+++ GIVEN RECORDS

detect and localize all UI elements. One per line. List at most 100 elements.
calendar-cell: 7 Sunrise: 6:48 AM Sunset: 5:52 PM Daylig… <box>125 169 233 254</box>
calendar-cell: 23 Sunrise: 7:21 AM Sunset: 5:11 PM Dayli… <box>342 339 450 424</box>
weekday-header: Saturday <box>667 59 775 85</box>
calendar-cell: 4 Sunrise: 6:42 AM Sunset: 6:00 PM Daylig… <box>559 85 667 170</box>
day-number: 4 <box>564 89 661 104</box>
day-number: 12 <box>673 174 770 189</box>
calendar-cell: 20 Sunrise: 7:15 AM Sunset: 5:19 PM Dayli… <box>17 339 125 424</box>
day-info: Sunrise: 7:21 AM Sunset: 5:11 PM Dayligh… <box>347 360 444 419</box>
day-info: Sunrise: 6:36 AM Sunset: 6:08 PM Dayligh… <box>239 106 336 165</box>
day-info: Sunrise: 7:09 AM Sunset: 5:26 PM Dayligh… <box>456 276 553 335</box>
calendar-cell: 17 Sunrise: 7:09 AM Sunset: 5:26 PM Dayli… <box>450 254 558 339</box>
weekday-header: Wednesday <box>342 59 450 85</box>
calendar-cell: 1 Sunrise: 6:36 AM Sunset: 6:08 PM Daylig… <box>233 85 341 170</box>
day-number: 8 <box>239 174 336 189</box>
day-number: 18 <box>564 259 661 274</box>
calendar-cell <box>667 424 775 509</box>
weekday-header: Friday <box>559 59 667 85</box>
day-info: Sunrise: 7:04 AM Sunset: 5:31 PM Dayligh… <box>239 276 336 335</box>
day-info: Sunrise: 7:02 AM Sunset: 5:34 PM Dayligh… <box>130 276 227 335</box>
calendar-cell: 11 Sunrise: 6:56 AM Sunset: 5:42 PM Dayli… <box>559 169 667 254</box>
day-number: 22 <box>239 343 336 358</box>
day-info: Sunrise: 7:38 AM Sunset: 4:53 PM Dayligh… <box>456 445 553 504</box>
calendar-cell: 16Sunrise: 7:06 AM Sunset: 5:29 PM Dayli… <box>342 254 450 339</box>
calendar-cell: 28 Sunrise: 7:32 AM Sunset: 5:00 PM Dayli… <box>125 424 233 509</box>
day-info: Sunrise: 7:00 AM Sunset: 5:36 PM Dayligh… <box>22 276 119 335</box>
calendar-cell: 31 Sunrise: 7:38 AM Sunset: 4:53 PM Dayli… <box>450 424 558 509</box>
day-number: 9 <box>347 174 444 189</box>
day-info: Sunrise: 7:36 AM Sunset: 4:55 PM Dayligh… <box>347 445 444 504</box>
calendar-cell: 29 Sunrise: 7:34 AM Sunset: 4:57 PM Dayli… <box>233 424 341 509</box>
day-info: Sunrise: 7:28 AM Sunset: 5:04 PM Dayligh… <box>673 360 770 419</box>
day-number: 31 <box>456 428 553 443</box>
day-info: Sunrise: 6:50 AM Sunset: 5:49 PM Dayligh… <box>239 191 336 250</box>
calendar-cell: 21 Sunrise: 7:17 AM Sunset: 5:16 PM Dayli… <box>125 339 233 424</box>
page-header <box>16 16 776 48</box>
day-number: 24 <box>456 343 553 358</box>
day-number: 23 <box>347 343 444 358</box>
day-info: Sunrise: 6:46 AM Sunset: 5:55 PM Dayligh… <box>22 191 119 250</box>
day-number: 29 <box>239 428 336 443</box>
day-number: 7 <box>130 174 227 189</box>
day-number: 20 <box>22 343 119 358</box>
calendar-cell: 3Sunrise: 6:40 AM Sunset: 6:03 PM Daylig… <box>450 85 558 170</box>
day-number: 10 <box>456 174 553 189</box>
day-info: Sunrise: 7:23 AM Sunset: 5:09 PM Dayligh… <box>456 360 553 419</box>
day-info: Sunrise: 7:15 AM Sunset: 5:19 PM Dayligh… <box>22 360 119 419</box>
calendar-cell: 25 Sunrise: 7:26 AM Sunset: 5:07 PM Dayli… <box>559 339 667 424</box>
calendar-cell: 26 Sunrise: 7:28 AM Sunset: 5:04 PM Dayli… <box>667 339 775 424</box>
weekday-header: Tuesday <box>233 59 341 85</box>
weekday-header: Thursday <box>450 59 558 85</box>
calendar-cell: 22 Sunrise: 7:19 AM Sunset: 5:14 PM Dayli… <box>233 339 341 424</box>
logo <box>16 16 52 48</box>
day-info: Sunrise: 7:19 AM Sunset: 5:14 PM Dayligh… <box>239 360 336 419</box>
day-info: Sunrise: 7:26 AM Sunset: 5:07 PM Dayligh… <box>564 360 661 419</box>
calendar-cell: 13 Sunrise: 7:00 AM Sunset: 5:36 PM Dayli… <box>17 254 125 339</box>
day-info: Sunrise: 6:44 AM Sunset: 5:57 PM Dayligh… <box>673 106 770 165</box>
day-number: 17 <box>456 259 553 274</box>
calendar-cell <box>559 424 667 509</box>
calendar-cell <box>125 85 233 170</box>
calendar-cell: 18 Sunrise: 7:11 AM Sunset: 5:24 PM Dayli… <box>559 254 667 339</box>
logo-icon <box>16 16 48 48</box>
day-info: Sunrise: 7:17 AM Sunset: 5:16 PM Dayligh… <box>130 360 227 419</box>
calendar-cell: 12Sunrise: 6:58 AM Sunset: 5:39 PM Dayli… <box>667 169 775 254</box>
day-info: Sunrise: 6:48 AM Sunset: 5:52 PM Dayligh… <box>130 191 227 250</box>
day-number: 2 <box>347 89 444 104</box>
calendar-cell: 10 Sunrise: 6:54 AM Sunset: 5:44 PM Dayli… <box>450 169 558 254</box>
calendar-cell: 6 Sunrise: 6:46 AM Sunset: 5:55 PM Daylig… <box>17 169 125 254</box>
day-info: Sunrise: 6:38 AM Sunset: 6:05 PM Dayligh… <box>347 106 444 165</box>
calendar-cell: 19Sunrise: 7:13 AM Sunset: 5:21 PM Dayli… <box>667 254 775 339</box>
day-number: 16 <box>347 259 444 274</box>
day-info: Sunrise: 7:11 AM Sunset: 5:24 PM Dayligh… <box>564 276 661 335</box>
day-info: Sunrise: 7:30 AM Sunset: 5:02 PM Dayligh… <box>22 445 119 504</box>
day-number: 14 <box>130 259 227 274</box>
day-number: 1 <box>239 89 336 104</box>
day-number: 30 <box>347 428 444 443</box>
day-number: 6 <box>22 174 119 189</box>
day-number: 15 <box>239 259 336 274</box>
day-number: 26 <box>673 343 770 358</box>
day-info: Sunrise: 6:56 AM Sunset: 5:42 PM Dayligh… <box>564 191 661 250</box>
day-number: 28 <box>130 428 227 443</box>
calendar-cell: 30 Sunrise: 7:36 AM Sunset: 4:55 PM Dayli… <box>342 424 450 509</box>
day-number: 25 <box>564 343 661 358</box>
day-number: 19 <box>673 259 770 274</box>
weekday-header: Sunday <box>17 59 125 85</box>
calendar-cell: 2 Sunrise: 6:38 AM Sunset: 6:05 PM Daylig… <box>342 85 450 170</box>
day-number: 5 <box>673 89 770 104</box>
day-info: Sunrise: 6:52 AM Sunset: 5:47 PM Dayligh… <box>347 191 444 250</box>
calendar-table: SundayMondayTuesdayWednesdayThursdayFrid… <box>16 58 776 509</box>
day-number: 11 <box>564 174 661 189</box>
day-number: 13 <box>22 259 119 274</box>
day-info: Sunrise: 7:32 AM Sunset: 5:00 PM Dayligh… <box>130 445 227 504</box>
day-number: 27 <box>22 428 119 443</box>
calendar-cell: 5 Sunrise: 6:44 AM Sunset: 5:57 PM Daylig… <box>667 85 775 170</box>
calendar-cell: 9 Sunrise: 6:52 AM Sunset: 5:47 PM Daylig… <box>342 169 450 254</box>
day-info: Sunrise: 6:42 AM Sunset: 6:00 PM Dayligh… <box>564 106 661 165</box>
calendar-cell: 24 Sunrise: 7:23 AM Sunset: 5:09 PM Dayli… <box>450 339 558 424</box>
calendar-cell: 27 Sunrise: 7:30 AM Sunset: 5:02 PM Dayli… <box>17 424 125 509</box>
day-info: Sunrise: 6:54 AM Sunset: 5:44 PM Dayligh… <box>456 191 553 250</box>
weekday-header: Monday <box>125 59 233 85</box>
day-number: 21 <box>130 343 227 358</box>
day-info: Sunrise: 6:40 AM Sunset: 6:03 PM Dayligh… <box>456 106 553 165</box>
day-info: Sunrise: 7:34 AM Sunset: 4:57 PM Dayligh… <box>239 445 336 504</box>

++++++

--- SET PROBLEM ---
Can you copy the rows word for word, from the first row through the row that contains "calendar-cell <box>667 424 775 509</box>", including both of those rows?

--- EXERCISE ANSWER ---
detect and localize all UI elements. One per line. List at most 100 elements.
calendar-cell: 7 Sunrise: 6:48 AM Sunset: 5:52 PM Daylig… <box>125 169 233 254</box>
calendar-cell: 23 Sunrise: 7:21 AM Sunset: 5:11 PM Dayli… <box>342 339 450 424</box>
weekday-header: Saturday <box>667 59 775 85</box>
calendar-cell: 4 Sunrise: 6:42 AM Sunset: 6:00 PM Daylig… <box>559 85 667 170</box>
day-number: 4 <box>564 89 661 104</box>
day-number: 12 <box>673 174 770 189</box>
calendar-cell: 20 Sunrise: 7:15 AM Sunset: 5:19 PM Dayli… <box>17 339 125 424</box>
day-info: Sunrise: 7:21 AM Sunset: 5:11 PM Dayligh… <box>347 360 444 419</box>
day-info: Sunrise: 6:36 AM Sunset: 6:08 PM Dayligh… <box>239 106 336 165</box>
day-info: Sunrise: 7:09 AM Sunset: 5:26 PM Dayligh… <box>456 276 553 335</box>
calendar-cell: 17 Sunrise: 7:09 AM Sunset: 5:26 PM Dayli… <box>450 254 558 339</box>
weekday-header: Wednesday <box>342 59 450 85</box>
calendar-cell: 1 Sunrise: 6:36 AM Sunset: 6:08 PM Daylig… <box>233 85 341 170</box>
day-number: 8 <box>239 174 336 189</box>
day-number: 18 <box>564 259 661 274</box>
calendar-cell <box>667 424 775 509</box>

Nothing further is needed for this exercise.